■ **What is being asked**:
Print the lines below word for word, leaving nothing out.

■ **Dataset excerpt**:
....

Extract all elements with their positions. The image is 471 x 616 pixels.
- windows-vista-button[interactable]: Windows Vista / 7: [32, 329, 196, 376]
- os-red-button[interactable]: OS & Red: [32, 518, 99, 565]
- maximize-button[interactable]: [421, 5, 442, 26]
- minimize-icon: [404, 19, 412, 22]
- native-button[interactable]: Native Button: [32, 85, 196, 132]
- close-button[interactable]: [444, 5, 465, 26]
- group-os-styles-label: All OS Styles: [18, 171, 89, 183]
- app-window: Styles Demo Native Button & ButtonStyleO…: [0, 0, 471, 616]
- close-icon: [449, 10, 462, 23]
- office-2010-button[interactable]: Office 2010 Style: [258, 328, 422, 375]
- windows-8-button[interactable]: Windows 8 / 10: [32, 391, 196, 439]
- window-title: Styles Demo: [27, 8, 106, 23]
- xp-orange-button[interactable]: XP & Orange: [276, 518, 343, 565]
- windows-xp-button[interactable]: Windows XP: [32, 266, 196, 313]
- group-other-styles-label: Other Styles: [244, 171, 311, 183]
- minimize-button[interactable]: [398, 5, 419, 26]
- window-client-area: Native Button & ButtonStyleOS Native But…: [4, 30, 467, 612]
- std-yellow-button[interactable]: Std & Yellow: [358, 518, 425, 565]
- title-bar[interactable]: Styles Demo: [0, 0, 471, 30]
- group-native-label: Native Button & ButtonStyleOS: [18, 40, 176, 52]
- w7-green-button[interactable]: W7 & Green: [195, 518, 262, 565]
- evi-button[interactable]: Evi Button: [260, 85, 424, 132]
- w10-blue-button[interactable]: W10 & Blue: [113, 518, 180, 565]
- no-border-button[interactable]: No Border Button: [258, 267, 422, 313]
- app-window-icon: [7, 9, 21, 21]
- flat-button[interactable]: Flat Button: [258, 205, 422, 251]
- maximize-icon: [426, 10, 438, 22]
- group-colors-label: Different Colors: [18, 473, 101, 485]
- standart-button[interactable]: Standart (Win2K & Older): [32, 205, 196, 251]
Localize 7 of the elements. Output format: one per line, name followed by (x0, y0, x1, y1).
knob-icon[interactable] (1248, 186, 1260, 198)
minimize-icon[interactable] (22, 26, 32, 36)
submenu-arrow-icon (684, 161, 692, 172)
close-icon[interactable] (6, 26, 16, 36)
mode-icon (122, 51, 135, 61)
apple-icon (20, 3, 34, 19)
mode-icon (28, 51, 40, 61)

....

■ **Solution**:
Extract all elements with their positions. The image is 471 x 616 pixels.
- windows-vista-button[interactable]: Windows Vista / 7: [32, 329, 196, 376]
- os-red-button[interactable]: OS & Red: [32, 518, 99, 565]
- maximize-button[interactable]: [421, 5, 442, 26]
- minimize-icon: [404, 19, 412, 22]
- native-button[interactable]: Native Button: [32, 85, 196, 132]
- close-button[interactable]: [444, 5, 465, 26]
- group-os-styles-label: All OS Styles: [18, 171, 89, 183]
- app-window: Styles Demo Native Button & ButtonStyleO…: [0, 0, 471, 616]
- close-icon: [449, 10, 462, 23]
- office-2010-button[interactable]: Office 2010 Style: [258, 328, 422, 375]
- windows-8-button[interactable]: Windows 8 / 10: [32, 391, 196, 439]
- window-title: Styles Demo: [27, 8, 106, 23]
- xp-orange-button[interactable]: XP & Orange: [276, 518, 343, 565]
- windows-xp-button[interactable]: Windows XP: [32, 266, 196, 313]
- group-other-styles-label: Other Styles: [244, 171, 311, 183]
- minimize-button[interactable]: [398, 5, 419, 26]
- window-client-area: Native Button & ButtonStyleOS Native But…: [4, 30, 467, 612]
- std-yellow-button[interactable]: Std & Yellow: [358, 518, 425, 565]
- title-bar[interactable]: Styles Demo: [0, 0, 471, 30]
- group-native-label: Native Button & ButtonStyleOS: [18, 40, 176, 52]
- w7-green-button[interactable]: W7 & Green: [195, 518, 262, 565]
- evi-button[interactable]: Evi Button: [260, 85, 424, 132]
- w10-blue-button[interactable]: W10 & Blue: [113, 518, 180, 565]
- no-border-button[interactable]: No Border Button: [258, 267, 422, 313]
- app-window-icon: [7, 9, 21, 21]
- flat-button[interactable]: Flat Button: [258, 205, 422, 251]
- maximize-icon: [426, 10, 438, 22]
- group-colors-label: Different Colors: [18, 473, 101, 485]
- standart-button[interactable]: Standart (Win2K & Older): [32, 205, 196, 251]
Localize 7 of the elements. Output format: one per line, name followed by (x0, y0, x1, y1).
knob-icon[interactable] (1248, 186, 1260, 198)
minimize-icon[interactable] (22, 26, 32, 36)
submenu-arrow-icon (684, 161, 692, 172)
close-icon[interactable] (6, 26, 16, 36)
mode-icon (122, 51, 135, 61)
apple-icon (20, 3, 34, 19)
mode-icon (28, 51, 40, 61)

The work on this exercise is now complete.